==== DATA SECTION

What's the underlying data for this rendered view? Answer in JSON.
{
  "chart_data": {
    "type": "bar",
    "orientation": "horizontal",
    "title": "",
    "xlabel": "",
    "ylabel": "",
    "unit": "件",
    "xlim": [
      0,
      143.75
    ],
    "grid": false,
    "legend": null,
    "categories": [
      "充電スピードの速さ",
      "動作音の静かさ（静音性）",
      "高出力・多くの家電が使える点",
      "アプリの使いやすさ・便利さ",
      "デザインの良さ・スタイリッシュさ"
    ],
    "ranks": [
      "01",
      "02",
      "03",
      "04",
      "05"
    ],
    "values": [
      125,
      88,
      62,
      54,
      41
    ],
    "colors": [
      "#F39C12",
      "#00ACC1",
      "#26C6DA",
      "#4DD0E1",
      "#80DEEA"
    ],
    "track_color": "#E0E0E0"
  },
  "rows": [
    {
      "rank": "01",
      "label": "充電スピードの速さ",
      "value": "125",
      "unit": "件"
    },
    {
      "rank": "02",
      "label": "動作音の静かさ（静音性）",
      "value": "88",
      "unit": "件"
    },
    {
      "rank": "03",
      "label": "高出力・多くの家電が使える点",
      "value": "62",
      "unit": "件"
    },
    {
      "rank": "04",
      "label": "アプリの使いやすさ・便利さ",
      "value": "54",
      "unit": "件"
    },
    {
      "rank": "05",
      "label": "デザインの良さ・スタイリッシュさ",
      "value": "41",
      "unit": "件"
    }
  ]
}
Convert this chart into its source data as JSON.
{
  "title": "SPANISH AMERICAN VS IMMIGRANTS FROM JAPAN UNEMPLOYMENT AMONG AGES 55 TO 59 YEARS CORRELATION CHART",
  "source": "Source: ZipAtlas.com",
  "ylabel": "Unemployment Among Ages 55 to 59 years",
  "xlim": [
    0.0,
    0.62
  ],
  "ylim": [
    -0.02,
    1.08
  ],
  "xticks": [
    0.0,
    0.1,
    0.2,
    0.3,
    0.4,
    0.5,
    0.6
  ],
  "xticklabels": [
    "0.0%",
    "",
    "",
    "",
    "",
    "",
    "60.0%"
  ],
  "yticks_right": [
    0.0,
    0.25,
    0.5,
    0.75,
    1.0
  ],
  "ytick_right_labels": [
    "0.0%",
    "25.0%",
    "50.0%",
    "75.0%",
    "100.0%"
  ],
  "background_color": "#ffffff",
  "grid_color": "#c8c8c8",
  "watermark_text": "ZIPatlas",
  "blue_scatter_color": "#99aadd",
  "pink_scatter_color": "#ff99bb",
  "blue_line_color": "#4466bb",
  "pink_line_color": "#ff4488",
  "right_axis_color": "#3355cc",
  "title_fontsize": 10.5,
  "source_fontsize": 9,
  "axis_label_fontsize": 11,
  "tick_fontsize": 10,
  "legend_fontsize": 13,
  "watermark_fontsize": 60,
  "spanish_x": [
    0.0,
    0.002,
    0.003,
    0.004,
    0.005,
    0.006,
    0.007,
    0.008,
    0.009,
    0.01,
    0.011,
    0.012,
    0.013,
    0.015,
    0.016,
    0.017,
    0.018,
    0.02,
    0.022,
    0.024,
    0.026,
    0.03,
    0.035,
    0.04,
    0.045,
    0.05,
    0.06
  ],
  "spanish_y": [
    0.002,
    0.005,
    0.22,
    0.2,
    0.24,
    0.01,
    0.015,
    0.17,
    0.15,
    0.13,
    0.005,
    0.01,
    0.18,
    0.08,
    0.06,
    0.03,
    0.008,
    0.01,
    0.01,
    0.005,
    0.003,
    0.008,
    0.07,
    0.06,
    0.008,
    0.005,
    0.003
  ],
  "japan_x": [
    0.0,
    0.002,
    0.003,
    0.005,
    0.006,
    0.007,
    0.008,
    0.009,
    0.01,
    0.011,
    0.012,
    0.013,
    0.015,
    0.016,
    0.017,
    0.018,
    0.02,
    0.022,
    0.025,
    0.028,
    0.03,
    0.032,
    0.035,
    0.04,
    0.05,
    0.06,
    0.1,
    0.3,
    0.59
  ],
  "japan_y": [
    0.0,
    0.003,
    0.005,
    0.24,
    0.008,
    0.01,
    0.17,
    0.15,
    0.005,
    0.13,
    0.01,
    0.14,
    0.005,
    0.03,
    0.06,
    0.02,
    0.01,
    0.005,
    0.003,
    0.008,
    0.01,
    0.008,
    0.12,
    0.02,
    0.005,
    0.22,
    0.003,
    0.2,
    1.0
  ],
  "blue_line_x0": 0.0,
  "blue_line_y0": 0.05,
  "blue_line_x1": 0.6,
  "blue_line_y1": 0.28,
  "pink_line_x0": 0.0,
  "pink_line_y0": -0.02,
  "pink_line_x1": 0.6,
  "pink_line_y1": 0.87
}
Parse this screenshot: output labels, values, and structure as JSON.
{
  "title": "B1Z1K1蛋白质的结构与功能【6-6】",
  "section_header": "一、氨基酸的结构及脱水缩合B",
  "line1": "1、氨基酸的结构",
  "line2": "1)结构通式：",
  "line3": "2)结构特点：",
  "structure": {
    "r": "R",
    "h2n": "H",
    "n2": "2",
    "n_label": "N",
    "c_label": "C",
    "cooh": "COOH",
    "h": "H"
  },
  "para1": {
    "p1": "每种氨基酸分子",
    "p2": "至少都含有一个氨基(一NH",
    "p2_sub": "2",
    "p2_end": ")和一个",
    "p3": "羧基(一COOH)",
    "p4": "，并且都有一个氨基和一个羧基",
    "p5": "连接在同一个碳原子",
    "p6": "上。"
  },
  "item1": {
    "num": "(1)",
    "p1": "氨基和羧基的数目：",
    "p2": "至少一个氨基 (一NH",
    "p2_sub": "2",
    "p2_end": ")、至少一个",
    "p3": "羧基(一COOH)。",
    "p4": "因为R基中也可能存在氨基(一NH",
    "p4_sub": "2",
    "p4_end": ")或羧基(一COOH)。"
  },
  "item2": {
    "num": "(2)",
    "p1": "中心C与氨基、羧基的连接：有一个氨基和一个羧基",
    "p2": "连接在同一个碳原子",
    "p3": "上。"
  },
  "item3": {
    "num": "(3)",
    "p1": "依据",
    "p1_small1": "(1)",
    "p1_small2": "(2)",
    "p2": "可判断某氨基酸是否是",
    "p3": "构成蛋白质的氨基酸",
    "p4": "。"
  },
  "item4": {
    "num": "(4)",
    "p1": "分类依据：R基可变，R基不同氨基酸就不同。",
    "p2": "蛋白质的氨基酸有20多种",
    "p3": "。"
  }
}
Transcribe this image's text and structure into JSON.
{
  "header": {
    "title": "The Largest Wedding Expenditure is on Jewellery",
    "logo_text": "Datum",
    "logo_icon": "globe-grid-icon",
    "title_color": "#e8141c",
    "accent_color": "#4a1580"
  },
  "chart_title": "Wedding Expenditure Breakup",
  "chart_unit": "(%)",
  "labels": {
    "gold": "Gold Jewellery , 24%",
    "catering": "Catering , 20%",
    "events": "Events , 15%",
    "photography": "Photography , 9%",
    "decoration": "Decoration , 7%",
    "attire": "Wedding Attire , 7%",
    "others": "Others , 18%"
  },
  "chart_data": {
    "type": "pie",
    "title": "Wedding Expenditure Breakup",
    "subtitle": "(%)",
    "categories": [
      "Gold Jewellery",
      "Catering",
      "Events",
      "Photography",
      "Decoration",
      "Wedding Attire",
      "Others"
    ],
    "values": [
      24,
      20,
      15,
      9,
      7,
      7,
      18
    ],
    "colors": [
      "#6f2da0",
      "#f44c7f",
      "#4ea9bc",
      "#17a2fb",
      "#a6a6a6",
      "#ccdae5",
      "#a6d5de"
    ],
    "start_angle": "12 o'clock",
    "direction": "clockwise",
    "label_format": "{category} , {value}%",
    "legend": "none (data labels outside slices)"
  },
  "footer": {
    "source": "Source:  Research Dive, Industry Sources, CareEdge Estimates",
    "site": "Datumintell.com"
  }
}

========

STATED TASK —
Transcribe only the trailing portion of the entries above: the line that contains "Transcribe this image's" and each line after it.

THE OUTPUT —
Transcribe this image's text and structure into JSON.
{
  "header": {
    "title": "The Largest Wedding Expenditure is on Jewellery",
    "logo_text": "Datum",
    "logo_icon": "globe-grid-icon",
    "title_color": "#e8141c",
    "accent_color": "#4a1580"
  },
  "chart_title": "Wedding Expenditure Breakup",
  "chart_unit": "(%)",
  "labels": {
    "gold": "Gold Jewellery , 24%",
    "catering": "Catering , 20%",
    "events": "Events , 15%",
    "photography": "Photography , 9%",
    "decoration": "Decoration , 7%",
    "attire": "Wedding Attire , 7%",
    "others": "Others , 18%"
  },
  "chart_data": {
    "type": "pie",
    "title": "Wedding Expenditure Breakup",
    "subtitle": "(%)",
    "categories": [
      "Gold Jewellery",
      "Catering",
      "Events",
      "Photography",
      "Decoration",
      "Wedding Attire",
      "Others"
    ],
    "values": [
      24,
      20,
      15,
      9,
      7,
      7,
      18
    ],
    "colors": [
      "#6f2da0",
      "#f44c7f",
      "#4ea9bc",
      "#17a2fb",
      "#a6a6a6",
      "#ccdae5",
      "#a6d5de"
    ],
    "start_angle": "12 o'clock",
    "direction": "clockwise",
    "label_format": "{category} , {value}%",
    "legend": "none (data labels outside slices)"
  },
  "footer": {
    "source": "Source:  Research Dive, Industry Sources, CareEdge Estimates",
    "site": "Datumintell.com"
  }
}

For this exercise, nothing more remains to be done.